## Göreviniz
Aşağıdaki materyalde "chart" dizesini içeren satırları sayın ve yalnızca bu sayıyı yazın. Büyük-küçük harf ayrımı dikkate alınır.

[Kutu işaretleme verileri]
▼

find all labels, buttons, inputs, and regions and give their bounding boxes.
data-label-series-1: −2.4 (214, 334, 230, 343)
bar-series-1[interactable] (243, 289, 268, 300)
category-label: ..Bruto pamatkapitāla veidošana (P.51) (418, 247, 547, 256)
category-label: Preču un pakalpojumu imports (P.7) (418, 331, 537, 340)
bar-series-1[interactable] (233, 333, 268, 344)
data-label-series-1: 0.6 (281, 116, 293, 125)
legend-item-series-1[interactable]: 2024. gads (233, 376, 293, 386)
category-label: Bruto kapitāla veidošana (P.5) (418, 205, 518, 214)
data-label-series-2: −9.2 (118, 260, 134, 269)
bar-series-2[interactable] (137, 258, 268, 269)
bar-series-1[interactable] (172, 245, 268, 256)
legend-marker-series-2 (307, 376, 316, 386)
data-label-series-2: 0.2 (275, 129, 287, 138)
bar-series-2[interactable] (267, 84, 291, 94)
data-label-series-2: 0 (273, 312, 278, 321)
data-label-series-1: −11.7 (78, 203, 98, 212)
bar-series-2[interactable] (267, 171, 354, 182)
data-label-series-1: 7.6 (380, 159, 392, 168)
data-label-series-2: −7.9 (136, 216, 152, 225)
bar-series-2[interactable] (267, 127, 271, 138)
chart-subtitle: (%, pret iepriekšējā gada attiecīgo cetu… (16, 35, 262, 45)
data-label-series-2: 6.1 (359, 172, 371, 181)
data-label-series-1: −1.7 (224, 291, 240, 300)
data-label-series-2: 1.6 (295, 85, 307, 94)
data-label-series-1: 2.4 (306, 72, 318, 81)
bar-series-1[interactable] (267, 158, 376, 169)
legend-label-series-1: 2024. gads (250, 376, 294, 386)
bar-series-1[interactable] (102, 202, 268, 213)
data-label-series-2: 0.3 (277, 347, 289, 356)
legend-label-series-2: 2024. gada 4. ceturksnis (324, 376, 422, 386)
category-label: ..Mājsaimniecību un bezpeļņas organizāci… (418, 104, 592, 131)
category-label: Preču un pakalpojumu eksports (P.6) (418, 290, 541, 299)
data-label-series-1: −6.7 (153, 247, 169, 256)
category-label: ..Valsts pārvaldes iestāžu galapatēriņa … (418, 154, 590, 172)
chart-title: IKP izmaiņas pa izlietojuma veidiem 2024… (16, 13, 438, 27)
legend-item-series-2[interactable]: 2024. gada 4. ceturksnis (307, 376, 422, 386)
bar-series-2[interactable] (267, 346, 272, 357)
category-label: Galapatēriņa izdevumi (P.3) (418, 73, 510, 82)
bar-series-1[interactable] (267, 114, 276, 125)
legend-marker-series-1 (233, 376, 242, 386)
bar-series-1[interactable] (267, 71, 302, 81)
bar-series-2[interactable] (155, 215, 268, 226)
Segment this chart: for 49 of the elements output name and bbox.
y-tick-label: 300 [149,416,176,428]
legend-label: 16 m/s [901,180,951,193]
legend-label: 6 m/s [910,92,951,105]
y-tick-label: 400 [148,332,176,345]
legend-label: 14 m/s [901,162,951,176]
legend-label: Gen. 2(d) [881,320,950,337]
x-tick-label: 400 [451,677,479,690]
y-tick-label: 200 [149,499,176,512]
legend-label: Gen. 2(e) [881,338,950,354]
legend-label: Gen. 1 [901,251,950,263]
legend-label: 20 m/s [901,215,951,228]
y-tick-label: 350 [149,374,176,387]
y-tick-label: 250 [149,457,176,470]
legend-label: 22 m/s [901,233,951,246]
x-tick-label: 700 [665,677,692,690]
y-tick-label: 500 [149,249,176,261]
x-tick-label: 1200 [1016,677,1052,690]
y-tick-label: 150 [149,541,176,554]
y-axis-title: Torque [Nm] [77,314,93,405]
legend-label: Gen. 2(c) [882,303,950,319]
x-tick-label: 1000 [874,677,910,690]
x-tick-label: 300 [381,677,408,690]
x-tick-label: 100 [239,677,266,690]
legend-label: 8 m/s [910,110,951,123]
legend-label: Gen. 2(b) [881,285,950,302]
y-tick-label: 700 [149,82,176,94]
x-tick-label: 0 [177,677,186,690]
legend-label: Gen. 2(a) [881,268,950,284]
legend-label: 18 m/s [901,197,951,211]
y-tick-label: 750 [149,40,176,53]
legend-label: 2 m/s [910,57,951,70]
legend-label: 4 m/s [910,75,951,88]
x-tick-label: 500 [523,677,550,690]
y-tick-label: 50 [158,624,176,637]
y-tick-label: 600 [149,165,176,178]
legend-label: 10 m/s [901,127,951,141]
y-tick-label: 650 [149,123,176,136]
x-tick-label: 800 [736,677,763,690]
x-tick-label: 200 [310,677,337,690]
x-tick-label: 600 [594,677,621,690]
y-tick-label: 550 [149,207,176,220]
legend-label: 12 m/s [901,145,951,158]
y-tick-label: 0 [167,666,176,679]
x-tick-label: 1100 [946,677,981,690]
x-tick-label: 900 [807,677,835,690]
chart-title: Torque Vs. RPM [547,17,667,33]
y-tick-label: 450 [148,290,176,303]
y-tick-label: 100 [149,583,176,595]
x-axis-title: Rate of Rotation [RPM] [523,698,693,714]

▲

## Alıştırma Sonucu
4